» DESCRIPTION OF THE TASK
The answer is one number: how many lines hold the string "Bundesbahn".

» DATA FOR PROCESSING
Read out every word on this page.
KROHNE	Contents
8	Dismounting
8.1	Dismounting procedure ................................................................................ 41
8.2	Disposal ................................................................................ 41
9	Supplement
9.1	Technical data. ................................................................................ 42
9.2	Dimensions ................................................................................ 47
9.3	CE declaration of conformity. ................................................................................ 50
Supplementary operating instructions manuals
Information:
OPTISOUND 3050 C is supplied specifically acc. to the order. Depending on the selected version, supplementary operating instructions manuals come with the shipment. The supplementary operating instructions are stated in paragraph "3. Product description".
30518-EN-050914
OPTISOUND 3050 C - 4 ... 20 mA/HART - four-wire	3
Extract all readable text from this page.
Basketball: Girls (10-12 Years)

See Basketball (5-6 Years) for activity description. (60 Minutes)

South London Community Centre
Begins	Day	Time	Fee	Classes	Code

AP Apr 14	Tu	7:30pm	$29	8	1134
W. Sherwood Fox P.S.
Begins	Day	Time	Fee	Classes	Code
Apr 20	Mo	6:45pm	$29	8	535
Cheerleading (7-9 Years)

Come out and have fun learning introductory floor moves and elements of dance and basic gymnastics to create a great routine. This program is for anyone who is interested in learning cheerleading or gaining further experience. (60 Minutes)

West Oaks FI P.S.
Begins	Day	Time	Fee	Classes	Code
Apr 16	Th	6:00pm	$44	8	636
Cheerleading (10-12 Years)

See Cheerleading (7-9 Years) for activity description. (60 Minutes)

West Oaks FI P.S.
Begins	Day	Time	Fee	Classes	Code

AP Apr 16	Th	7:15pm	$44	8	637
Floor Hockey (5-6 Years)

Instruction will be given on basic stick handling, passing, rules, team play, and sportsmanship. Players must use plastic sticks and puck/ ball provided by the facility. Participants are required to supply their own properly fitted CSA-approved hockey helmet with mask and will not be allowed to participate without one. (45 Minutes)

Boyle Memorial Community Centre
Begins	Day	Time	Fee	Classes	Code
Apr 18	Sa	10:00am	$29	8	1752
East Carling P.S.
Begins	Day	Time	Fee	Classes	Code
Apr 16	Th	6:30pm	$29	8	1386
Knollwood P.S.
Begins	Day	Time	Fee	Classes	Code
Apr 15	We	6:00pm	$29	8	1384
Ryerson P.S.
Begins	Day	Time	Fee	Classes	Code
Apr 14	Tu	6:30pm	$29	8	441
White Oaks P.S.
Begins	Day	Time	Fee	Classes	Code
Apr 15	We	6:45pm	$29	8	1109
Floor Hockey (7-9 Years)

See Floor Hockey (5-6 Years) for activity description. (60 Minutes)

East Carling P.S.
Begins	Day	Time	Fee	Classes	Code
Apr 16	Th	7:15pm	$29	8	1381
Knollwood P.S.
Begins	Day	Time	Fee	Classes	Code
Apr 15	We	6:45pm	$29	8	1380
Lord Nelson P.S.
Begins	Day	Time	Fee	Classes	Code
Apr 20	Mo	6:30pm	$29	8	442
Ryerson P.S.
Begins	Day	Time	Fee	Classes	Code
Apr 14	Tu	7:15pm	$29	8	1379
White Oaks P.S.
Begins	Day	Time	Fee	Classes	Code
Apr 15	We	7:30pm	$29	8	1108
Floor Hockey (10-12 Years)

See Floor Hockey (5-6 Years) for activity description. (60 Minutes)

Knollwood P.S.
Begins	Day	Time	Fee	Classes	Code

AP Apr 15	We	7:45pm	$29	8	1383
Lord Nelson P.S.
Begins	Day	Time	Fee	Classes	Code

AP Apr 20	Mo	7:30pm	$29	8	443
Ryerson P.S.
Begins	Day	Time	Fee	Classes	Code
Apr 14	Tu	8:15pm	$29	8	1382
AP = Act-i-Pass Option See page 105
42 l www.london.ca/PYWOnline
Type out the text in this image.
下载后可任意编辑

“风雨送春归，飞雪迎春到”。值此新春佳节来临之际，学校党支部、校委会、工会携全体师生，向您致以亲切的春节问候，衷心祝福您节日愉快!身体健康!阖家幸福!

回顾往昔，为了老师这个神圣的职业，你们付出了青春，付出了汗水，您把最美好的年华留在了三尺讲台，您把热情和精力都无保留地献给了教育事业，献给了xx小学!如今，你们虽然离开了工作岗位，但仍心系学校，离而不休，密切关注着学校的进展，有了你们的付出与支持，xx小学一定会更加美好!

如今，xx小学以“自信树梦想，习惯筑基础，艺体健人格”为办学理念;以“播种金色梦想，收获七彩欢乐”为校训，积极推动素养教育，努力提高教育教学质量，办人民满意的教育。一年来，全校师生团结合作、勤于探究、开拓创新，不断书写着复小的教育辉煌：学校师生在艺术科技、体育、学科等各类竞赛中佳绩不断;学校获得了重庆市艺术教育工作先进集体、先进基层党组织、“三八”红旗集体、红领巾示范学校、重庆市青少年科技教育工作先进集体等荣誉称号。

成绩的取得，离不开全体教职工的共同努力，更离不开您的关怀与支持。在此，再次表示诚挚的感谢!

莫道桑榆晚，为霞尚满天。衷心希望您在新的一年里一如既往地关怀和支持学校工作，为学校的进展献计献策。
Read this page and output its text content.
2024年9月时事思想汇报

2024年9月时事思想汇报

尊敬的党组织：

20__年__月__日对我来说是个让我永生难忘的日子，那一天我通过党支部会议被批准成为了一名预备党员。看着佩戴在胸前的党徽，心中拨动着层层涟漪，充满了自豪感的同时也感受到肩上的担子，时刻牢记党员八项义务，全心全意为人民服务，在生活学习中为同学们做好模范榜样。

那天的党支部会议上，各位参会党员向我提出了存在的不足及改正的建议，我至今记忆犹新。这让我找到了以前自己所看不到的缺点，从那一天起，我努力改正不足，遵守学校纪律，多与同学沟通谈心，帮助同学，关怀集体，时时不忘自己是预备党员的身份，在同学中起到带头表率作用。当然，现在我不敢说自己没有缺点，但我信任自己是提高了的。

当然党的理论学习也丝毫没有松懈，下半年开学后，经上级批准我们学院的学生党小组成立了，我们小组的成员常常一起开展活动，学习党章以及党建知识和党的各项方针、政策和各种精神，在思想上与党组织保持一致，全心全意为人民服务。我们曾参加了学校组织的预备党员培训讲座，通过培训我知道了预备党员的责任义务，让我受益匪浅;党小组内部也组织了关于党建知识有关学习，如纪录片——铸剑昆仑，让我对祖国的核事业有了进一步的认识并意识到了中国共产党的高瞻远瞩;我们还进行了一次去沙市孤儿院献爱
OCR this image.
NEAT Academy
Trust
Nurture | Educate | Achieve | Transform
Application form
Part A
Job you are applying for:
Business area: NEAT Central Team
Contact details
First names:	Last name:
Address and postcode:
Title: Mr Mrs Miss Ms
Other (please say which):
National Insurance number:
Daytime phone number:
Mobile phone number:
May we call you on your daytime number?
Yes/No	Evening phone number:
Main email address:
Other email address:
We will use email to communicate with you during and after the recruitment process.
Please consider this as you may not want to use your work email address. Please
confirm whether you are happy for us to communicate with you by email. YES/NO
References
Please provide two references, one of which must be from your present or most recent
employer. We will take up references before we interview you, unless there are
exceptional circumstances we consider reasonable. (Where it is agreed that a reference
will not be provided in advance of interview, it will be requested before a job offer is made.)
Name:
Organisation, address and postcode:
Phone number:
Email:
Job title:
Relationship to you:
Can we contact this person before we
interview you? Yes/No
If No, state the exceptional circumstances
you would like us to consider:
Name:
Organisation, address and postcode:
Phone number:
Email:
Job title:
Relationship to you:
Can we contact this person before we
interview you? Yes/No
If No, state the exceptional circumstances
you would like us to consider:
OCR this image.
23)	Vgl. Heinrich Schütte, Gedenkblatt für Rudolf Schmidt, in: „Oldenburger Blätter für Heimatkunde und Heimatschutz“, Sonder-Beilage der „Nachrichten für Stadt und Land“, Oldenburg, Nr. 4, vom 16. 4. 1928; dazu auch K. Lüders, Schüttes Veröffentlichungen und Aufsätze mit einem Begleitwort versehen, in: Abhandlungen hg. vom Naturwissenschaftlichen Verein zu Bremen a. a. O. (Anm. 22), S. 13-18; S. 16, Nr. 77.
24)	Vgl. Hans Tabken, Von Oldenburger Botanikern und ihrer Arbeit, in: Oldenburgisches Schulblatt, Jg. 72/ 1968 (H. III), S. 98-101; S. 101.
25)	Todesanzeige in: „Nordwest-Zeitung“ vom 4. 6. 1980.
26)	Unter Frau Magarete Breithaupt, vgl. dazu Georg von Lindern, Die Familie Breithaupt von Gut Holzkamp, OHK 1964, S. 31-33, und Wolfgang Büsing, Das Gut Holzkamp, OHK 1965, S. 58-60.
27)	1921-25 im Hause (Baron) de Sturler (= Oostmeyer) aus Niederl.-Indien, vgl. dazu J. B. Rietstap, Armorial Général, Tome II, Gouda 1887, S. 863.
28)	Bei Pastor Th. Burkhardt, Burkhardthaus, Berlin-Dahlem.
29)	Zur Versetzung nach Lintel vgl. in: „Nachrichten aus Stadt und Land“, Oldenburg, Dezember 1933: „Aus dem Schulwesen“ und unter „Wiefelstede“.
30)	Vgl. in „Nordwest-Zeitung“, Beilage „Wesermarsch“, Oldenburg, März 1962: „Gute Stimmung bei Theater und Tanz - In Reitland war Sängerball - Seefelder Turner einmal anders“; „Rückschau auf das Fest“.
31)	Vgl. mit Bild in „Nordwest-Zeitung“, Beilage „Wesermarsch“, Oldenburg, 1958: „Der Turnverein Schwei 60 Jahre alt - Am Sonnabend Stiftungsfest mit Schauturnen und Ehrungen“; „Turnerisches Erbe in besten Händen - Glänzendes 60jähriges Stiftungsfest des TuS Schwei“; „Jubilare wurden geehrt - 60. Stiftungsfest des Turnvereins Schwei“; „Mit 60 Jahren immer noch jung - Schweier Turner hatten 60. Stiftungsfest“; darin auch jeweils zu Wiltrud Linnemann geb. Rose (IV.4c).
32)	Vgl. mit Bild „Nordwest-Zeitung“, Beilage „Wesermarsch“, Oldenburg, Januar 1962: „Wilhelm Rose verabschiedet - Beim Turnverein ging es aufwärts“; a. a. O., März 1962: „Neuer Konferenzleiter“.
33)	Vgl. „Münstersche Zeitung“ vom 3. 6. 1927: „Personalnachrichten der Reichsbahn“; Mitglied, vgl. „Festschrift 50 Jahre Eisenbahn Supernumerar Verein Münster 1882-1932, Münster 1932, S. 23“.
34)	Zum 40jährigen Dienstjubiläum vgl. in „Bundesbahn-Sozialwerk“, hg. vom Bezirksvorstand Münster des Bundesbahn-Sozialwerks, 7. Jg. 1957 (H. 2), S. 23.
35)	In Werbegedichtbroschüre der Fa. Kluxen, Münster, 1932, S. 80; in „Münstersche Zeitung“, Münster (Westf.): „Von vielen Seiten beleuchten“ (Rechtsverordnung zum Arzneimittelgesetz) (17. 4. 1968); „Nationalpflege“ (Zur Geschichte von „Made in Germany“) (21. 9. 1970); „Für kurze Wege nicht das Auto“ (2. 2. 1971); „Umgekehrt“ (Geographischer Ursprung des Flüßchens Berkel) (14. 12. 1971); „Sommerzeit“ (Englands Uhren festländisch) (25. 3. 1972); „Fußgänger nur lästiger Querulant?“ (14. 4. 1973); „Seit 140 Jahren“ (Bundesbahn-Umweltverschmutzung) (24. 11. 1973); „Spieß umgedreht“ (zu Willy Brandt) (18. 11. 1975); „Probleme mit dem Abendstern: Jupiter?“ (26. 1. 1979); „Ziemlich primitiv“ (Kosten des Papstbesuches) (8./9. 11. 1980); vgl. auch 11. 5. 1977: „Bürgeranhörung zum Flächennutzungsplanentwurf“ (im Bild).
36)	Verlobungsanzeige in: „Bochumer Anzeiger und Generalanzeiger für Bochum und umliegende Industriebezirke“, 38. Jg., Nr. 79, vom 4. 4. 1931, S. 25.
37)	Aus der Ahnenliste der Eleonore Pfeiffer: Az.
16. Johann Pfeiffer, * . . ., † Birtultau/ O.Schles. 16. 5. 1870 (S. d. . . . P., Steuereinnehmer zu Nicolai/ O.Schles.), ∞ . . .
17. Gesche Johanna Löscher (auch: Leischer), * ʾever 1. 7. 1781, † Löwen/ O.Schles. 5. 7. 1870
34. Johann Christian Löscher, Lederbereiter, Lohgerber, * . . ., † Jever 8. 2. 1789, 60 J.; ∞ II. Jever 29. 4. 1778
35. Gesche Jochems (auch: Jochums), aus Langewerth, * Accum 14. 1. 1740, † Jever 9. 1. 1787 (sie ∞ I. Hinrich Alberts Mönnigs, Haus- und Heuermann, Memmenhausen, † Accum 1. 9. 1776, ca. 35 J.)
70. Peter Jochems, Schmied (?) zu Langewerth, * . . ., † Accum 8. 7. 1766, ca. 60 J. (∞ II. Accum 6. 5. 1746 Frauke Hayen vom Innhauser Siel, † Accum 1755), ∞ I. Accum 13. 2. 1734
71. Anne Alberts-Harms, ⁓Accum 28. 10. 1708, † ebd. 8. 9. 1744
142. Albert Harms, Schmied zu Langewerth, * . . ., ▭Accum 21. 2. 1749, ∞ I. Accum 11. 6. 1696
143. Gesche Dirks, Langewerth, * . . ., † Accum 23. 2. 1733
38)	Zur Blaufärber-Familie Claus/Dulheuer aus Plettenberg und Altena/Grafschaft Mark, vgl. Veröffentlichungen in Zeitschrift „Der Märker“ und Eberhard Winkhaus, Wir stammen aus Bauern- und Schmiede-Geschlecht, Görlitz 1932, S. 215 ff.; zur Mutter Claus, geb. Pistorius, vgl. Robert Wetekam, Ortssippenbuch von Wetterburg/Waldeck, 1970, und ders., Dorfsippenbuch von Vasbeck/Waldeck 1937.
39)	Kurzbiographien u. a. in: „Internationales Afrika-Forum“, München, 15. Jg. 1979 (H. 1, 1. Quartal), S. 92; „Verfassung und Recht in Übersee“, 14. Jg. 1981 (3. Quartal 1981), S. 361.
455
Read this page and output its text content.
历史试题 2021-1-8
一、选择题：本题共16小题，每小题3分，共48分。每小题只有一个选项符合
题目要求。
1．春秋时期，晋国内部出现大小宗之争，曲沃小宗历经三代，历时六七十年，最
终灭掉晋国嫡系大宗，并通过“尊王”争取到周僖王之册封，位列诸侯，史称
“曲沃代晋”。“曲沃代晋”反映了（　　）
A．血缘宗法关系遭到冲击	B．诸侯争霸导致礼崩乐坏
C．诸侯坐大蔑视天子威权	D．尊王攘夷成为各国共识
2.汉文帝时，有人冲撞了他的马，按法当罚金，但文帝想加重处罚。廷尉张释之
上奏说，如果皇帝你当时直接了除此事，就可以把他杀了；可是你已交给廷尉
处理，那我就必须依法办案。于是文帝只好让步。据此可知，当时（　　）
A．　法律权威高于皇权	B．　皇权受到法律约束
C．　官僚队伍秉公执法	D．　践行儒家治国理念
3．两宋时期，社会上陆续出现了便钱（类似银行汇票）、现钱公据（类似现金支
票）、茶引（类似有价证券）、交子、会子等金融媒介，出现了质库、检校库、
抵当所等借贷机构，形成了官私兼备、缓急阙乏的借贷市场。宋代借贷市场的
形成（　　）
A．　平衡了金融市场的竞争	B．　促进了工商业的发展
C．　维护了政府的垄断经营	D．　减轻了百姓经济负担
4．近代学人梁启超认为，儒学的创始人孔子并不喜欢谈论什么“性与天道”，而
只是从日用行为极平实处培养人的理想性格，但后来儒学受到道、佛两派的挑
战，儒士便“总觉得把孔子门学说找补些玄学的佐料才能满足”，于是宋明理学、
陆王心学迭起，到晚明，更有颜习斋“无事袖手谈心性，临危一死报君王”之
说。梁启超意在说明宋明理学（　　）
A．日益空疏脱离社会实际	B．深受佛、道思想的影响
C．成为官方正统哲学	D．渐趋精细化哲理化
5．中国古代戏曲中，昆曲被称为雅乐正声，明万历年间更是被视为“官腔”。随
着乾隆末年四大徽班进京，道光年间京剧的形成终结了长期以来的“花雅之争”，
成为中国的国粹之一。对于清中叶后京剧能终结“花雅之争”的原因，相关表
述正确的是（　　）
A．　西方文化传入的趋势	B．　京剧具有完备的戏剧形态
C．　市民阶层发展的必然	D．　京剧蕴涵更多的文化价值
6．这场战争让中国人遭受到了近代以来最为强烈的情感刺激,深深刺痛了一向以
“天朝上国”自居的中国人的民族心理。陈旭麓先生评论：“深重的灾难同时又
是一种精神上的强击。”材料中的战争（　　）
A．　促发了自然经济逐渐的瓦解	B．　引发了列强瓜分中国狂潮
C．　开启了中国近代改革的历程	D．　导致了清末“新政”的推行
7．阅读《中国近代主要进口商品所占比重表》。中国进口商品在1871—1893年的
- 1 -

» RESPONSE TO THE TASK
2